### [Assigned task 1]
Answer these from the running injury tips:
(a) By how much, at most, does the 10% rule allow weekly training to grow each week?
(b) After how many miles should heavier runners replace their running shoes?
(c) Which three tight areas are named as where runners generally get hurt?
### [Assigned task 2]
Output the part of the running injury tips from "Decreasing the chances" up to and including "to your body.", word for word.

### [Excerpted passage]
Decreasing the chances of "Ouch!"‚Äč

  • Be honest with yourself. If you wake up feeling like you just got hit by a truck, take the day off. If you have pain that gets worse with running, stop! You should never “train through pain.” Substitute light walking, water training, or bicycling if you want. Just be honest with yourself, be kind to your body.
  • Learn your limits. We see a lot of runners with stress fractures and other overuse injuries.  The body is put under a lot of stress when you start ramping up your mileage. You can’t hurry - Love or your body! Muscles and joints need time to adapt to intensity and mileage increases,  if you rush things it’s an overload of strain on the body—and you’ll end up in the office with an injury. Slow down and follow the 10% rule: build your weekly training by no more than 10% per week. If you recently got injured don’t try to get back into your routine as soon as possible, adjust your goals to your current state and move forward from there.
  • Balance your Muscles.  Strength training helps balance the body. The hips and core are the two biggest strength training areas. The hips are especially important because that’s what gives you overall leg stability.  Try to keep your body symmetric and fluid when you run.
  • PRICE. (Protect.Rest.Ice.Compression.Elevate ) is your go to pain reliever, whether a fancy ice pack, a baggie filled with ice cubes, or a frozen bag of peas—ice is your best friend when something hurts! COMPRESS with an ACE wrap, ankle brace, knee brace as needed.
  • Change up the surface. Vary your surfaces, one day on the road, next on the track, then the treadmill day, and definitely try to hit up a trail. Try to mix up what you're pounding on, it will help decrease chances of an injury.
  • Check your stride. Over-striding increases stress, if you can shorten your strides you will soften the landing when you run.  You’ll have to play with this, try to run at your current stride and make it shorter by 10%. This will decrease your impact load.
  • Stretch it out.  I taught a Yoga for Athletes class and runners generally get hurt in the areas that are tight; namely the hip flexors, hamstrings, and calf muscles.  Hamstring and hip flexor flexibility is proven to aide in knee function and calf flexibility keeps the Achilles and plantar fascia from getting micro-tears. Dynamic stretching can be done as a safe effective pre-run warm-up.
  • Cross train.  Cross training improves muscle balance which will keep you injury free. Swimming, cycling, elliptical training, and rowing will burn a lot of calories and improve your aerobic fitness.
  • If the shoe fits.  Don’t just buy it if you can squeeze your foot in it! Make sure it’s the right one for your foot type. Think about replacing your shoes every 6 months, or 400-500 miles.  Heavier runners should replace their running shoes every 350 miles. Consider custom inserts to help the form and function of your foot, the right pair can improve your stride just like a pair of eye glasses improve your visual acuity. 

Most of us will get hurt during our running career, these tips can minimize the chances of a major injury.

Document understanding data
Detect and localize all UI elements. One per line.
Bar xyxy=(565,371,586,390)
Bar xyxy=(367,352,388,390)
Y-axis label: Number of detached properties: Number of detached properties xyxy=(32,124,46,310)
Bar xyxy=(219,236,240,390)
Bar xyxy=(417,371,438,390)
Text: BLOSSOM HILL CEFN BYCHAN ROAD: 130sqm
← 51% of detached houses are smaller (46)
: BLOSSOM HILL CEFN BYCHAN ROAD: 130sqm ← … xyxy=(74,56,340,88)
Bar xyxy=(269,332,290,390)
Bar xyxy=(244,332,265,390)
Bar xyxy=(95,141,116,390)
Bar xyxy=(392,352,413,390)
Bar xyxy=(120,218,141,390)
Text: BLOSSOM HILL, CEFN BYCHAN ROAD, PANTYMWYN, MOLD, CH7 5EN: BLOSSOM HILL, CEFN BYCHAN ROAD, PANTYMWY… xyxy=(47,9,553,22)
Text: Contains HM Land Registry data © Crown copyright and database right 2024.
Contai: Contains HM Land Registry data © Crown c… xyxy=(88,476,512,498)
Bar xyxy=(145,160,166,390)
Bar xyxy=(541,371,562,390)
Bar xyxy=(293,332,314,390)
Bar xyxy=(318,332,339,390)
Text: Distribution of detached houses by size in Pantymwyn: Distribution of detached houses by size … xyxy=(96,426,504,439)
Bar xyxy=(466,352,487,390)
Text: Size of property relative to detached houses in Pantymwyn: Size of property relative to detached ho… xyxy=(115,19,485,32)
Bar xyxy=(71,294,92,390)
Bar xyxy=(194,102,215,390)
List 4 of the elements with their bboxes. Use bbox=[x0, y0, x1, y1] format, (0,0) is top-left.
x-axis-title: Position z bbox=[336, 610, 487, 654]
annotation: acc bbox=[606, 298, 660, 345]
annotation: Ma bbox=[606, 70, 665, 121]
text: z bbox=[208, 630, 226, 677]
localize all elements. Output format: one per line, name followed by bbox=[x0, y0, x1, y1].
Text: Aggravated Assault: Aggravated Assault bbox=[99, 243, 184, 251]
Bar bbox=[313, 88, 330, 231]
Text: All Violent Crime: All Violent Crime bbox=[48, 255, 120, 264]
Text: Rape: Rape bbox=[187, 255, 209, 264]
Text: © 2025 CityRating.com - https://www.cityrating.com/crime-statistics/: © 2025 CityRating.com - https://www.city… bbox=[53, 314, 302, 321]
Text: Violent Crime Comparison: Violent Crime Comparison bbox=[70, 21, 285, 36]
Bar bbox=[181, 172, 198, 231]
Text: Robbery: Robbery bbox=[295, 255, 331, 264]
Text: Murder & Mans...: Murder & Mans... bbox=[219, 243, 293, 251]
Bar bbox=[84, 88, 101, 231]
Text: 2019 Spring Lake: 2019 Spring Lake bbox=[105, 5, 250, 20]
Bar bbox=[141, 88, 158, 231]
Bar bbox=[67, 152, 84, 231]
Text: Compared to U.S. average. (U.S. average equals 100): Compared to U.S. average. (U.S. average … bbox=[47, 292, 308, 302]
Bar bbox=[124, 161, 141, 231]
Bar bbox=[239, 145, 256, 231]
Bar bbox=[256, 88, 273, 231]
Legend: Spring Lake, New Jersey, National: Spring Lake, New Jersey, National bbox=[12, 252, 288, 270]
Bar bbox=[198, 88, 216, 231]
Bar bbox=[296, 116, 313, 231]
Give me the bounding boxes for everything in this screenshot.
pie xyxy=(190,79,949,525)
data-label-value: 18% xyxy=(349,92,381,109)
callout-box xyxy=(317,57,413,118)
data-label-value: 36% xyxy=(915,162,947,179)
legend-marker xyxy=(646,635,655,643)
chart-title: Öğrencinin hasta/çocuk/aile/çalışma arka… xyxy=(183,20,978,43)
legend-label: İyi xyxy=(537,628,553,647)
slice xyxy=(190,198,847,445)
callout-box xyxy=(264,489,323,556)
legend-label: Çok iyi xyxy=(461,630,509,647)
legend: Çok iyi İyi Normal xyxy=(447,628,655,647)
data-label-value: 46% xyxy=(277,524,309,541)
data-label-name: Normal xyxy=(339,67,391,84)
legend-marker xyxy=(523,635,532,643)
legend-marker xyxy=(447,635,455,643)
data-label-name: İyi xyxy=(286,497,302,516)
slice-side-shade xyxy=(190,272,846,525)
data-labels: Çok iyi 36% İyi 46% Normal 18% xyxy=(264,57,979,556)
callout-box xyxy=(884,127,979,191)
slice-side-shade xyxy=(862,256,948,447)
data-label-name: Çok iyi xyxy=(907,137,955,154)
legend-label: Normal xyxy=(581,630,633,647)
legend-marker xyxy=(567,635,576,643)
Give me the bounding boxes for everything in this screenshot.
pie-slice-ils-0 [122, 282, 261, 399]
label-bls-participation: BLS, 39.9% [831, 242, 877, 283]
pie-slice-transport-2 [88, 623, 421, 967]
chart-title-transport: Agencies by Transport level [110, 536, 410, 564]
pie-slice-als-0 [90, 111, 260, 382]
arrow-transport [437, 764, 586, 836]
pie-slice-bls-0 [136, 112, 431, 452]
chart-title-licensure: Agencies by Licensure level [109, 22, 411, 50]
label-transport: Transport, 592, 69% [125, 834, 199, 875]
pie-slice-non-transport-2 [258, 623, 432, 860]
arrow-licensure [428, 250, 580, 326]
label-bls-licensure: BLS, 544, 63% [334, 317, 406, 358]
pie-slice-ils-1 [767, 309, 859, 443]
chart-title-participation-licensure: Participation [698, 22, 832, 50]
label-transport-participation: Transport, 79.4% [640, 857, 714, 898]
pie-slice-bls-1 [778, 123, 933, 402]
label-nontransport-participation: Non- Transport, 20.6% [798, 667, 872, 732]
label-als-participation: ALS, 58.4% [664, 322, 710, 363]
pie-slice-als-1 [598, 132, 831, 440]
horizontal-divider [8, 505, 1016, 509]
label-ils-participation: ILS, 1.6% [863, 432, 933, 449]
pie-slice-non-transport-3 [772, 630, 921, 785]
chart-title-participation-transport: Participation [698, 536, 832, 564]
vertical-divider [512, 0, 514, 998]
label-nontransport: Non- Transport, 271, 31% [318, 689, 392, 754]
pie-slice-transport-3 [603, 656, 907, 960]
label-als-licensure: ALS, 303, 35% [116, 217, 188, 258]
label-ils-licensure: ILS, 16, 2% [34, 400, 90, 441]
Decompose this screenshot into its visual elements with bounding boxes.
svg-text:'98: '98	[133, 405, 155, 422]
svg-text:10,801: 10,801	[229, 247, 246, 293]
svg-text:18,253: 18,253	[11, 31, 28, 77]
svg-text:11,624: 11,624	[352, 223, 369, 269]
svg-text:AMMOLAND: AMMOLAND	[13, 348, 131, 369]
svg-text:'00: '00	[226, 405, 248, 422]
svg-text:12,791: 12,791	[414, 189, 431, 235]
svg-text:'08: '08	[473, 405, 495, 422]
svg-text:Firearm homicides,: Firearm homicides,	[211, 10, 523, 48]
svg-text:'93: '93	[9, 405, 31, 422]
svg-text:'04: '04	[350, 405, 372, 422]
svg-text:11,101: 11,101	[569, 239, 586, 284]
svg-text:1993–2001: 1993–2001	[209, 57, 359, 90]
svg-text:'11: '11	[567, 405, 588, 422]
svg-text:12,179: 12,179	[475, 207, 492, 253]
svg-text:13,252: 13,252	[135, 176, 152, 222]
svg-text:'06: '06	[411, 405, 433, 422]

### [Written reply 1]
(a) No more than 10% per week.
(b) Every 350 miles.
(c) The hip flexors, hamstrings, and calf muscles.

### [Written reply 2]
Decreasing the chances of "Ouch!"‚Äč

  • Be honest with yourself. If you wake up feeling like you just got hit by a truck, take the day off. If you have pain that gets worse with running, stop! You should never “train through pain.” Substitute light walking, water training, or bicycling if you want. Just be honest with yourself, be kind to your body.